■ **What is required**
Retype the complete listing exactly as it appears.

■ **Record list**

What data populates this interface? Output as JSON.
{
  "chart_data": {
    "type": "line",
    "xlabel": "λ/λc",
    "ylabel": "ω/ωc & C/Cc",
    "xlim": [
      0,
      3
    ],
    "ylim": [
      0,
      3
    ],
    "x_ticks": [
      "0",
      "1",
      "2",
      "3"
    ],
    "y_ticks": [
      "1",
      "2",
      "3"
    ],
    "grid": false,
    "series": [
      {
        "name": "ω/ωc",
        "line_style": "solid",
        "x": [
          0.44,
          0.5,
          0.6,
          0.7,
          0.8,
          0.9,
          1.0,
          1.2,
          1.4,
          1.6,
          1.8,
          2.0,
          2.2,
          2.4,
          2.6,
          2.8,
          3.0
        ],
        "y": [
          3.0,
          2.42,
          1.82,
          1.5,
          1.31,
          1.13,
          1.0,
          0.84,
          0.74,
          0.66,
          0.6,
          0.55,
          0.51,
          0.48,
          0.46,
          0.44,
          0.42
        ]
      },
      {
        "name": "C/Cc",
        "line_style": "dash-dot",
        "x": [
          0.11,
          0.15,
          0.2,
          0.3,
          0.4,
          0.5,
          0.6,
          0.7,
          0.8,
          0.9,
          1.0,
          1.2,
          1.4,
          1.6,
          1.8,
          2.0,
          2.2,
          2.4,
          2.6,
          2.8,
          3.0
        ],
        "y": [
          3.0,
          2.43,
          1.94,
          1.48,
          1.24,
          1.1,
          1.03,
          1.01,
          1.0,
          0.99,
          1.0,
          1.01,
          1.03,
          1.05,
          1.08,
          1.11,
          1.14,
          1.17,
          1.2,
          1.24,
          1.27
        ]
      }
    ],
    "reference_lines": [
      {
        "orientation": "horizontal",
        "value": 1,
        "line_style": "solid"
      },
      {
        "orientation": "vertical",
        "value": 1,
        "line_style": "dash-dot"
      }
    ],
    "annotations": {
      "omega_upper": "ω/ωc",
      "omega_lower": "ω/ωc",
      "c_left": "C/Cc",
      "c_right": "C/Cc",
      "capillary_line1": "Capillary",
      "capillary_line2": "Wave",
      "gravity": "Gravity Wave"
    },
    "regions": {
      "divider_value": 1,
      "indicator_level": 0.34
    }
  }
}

■ **Exercise solution**
What data populates this interface? Output as JSON.
{
  "chart_data": {
    "type": "line",
    "xlabel": "λ/λc",
    "ylabel": "ω/ωc & C/Cc",
    "xlim": [
      0,
      3
    ],
    "ylim": [
      0,
      3
    ],
    "x_ticks": [
      "0",
      "1",
      "2",
      "3"
    ],
    "y_ticks": [
      "1",
      "2",
      "3"
    ],
    "grid": false,
    "series": [
      {
        "name": "ω/ωc",
        "line_style": "solid",
        "x": [
          0.44,
          0.5,
          0.6,
          0.7,
          0.8,
          0.9,
          1.0,
          1.2,
          1.4,
          1.6,
          1.8,
          2.0,
          2.2,
          2.4,
          2.6,
          2.8,
          3.0
        ],
        "y": [
          3.0,
          2.42,
          1.82,
          1.5,
          1.31,
          1.13,
          1.0,
          0.84,
          0.74,
          0.66,
          0.6,
          0.55,
          0.51,
          0.48,
          0.46,
          0.44,
          0.42
        ]
      },
      {
        "name": "C/Cc",
        "line_style": "dash-dot",
        "x": [
          0.11,
          0.15,
          0.2,
          0.3,
          0.4,
          0.5,
          0.6,
          0.7,
          0.8,
          0.9,
          1.0,
          1.2,
          1.4,
          1.6,
          1.8,
          2.0,
          2.2,
          2.4,
          2.6,
          2.8,
          3.0
        ],
        "y": [
          3.0,
          2.43,
          1.94,
          1.48,
          1.24,
          1.1,
          1.03,
          1.01,
          1.0,
          0.99,
          1.0,
          1.01,
          1.03,
          1.05,
          1.08,
          1.11,
          1.14,
          1.17,
          1.2,
          1.24,
          1.27
        ]
      }
    ],
    "reference_lines": [
      {
        "orientation": "horizontal",
        "value": 1,
        "line_style": "solid"
      },
      {
        "orientation": "vertical",
        "value": 1,
        "line_style": "dash-dot"
      }
    ],
    "annotations": {
      "omega_upper": "ω/ωc",
      "omega_lower": "ω/ωc",
      "c_left": "C/Cc",
      "c_right": "C/Cc",
      "capillary_line1": "Capillary",
      "capillary_line2": "Wave",
      "gravity": "Gravity Wave"
    },
    "regions": {
      "divider_value": 1,
      "indicator_level": 0.34
    }
  }
}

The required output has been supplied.